── EXTRACTED RECORDS ──
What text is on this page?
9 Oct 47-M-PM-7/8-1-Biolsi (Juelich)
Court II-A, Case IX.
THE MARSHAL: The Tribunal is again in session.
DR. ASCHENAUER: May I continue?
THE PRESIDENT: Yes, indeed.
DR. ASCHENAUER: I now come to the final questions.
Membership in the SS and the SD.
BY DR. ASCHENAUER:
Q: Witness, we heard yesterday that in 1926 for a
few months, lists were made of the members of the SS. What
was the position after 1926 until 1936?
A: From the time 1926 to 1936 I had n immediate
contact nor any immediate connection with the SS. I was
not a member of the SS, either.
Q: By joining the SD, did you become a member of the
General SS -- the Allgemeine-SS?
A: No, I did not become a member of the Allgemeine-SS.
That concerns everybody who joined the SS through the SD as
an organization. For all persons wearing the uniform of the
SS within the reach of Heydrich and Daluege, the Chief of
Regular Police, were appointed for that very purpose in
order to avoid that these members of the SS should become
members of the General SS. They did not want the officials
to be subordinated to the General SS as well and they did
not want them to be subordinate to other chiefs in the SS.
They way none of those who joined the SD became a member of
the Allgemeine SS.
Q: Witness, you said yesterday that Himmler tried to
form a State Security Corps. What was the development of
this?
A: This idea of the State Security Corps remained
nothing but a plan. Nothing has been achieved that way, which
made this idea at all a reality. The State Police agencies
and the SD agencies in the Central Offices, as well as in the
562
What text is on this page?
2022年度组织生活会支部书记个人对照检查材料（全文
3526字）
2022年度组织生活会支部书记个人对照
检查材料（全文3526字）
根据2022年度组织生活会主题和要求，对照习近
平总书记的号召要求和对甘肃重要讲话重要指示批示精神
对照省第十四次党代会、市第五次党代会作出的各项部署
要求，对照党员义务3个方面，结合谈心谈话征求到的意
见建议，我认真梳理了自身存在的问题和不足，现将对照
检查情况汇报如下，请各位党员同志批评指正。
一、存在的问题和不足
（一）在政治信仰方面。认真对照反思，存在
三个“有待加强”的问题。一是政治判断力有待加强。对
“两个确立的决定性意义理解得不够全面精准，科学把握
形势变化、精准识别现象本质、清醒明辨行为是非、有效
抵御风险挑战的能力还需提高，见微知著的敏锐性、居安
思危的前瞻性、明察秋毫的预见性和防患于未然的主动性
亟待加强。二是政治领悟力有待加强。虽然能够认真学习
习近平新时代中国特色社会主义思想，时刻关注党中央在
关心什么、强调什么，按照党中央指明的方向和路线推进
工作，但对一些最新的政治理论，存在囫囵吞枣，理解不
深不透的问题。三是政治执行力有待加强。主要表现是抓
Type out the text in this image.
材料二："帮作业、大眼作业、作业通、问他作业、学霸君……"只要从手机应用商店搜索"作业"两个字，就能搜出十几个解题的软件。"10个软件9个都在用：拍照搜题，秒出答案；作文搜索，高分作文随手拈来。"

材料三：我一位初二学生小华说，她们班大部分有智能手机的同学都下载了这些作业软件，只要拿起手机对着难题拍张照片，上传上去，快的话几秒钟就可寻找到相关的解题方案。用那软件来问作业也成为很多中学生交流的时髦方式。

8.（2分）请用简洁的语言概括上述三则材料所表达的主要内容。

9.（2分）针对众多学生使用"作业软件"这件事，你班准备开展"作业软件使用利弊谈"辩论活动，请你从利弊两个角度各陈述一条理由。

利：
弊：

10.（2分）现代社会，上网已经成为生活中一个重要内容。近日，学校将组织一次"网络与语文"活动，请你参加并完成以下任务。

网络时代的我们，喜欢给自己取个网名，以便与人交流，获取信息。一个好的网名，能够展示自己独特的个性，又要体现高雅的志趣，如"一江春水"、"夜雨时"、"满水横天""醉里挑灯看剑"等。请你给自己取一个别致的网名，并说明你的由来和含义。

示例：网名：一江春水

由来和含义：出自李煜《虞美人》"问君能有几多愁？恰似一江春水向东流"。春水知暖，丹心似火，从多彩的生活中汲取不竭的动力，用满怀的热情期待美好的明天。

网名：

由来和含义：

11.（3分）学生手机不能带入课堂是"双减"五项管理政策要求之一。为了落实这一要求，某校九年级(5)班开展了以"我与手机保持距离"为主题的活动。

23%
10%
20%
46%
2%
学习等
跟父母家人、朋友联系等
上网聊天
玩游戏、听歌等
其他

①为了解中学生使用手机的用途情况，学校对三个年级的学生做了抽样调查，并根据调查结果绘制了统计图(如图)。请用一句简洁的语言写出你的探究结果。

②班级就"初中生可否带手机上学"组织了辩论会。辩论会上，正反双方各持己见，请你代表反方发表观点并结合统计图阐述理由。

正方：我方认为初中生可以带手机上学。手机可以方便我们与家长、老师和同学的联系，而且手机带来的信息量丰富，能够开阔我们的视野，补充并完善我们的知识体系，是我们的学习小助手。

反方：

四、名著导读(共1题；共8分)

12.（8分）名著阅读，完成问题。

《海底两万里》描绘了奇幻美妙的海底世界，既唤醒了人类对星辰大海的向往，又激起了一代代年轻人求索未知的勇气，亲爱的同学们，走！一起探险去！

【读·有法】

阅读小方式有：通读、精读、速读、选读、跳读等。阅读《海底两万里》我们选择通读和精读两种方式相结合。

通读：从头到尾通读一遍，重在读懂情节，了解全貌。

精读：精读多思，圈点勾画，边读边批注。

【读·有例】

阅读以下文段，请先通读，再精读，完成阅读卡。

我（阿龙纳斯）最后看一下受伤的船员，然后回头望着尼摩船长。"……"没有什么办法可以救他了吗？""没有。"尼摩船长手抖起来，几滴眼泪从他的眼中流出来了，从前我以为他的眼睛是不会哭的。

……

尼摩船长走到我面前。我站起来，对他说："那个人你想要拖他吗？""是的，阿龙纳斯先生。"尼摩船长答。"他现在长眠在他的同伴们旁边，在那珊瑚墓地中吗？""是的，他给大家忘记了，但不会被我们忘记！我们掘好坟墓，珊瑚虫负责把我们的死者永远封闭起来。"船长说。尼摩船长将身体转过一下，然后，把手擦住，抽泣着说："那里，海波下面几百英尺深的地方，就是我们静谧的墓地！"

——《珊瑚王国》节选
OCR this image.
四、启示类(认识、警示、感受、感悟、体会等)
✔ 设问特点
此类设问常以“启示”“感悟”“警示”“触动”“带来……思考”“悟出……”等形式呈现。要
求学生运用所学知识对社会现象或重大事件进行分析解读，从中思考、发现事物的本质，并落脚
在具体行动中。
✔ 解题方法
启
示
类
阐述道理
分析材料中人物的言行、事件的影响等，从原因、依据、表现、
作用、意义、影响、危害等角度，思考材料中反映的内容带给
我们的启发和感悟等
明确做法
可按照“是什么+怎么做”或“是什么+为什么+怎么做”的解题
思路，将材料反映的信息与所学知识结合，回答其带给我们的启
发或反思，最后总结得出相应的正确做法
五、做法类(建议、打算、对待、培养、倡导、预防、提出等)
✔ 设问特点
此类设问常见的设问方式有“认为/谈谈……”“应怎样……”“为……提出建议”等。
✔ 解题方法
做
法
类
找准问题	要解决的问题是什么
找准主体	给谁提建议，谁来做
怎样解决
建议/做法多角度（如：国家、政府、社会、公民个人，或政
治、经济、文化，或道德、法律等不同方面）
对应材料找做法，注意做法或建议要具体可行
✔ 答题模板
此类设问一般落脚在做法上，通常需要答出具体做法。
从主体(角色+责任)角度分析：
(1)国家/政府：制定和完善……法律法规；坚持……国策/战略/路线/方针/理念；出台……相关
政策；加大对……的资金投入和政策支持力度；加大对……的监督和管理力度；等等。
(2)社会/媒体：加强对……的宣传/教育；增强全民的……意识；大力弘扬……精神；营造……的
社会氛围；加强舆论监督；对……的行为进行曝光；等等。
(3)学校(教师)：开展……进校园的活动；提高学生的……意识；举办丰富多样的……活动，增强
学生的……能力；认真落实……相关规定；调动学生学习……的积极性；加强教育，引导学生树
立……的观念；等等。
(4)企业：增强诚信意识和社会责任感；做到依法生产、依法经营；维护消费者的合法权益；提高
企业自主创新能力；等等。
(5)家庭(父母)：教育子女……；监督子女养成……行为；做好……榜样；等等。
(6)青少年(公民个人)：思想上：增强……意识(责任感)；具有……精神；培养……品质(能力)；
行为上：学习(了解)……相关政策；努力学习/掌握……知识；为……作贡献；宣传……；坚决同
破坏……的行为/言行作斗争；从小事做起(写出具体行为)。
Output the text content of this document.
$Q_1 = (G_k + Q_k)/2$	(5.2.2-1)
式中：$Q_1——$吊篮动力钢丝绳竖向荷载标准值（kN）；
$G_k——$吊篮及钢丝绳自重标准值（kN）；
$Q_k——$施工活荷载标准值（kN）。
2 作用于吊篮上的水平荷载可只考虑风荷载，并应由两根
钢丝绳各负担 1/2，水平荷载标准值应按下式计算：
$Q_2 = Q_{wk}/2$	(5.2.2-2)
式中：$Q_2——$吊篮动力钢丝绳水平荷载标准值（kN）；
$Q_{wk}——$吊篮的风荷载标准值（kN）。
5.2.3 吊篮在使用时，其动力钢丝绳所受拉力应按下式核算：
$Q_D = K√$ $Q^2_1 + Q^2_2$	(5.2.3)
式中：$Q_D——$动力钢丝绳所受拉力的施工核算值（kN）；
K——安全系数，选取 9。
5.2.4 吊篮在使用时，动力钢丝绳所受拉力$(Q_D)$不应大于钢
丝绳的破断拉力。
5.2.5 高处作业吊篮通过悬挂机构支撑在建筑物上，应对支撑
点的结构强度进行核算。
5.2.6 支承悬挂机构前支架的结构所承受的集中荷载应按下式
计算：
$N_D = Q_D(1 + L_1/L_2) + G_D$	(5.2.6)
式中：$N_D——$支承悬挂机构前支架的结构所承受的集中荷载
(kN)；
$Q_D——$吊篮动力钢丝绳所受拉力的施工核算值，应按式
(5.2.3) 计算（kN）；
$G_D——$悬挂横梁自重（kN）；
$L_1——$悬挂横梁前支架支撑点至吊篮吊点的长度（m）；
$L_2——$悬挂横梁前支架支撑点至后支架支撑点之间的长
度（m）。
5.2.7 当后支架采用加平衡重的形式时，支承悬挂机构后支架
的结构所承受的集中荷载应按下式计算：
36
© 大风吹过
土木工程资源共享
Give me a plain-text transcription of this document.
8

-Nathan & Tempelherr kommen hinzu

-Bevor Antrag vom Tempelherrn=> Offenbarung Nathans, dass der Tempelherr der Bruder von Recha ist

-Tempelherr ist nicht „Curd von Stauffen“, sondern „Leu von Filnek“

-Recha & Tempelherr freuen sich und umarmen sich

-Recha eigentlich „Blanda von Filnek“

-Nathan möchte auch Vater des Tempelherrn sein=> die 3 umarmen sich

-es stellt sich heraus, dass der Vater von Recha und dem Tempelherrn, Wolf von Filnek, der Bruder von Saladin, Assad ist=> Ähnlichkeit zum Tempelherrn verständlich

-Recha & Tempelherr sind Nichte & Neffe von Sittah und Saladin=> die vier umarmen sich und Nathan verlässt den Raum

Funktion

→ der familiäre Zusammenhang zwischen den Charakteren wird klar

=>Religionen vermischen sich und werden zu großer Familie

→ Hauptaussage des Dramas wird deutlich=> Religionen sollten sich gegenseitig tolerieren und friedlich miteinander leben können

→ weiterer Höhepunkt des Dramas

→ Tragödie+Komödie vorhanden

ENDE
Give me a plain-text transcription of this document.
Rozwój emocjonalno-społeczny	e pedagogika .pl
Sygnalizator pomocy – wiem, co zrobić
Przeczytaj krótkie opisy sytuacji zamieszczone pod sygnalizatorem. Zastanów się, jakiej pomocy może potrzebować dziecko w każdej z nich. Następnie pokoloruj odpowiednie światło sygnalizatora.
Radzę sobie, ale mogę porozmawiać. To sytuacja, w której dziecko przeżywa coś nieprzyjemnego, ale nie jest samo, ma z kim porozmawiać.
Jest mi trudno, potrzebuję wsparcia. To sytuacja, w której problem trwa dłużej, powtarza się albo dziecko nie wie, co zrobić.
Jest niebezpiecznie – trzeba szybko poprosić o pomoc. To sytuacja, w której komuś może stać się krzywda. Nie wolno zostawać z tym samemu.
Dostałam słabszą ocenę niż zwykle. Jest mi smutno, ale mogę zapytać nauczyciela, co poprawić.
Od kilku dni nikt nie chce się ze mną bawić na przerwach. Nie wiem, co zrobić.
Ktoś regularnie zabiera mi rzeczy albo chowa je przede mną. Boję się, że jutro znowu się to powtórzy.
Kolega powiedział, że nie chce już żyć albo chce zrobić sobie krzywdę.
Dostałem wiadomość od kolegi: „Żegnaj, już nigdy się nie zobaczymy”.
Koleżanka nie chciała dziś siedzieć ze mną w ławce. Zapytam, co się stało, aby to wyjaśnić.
───
→ EXERCISE AIM
Return each line where "Dramas" shows up.

→ FINAL RESULT
→ Hauptaussage des Dramas wird deutlich=> Religionen sollten sich gegenseitig tolerieren und friedlich miteinander leben können
→ weiterer Höhepunkt des Dramas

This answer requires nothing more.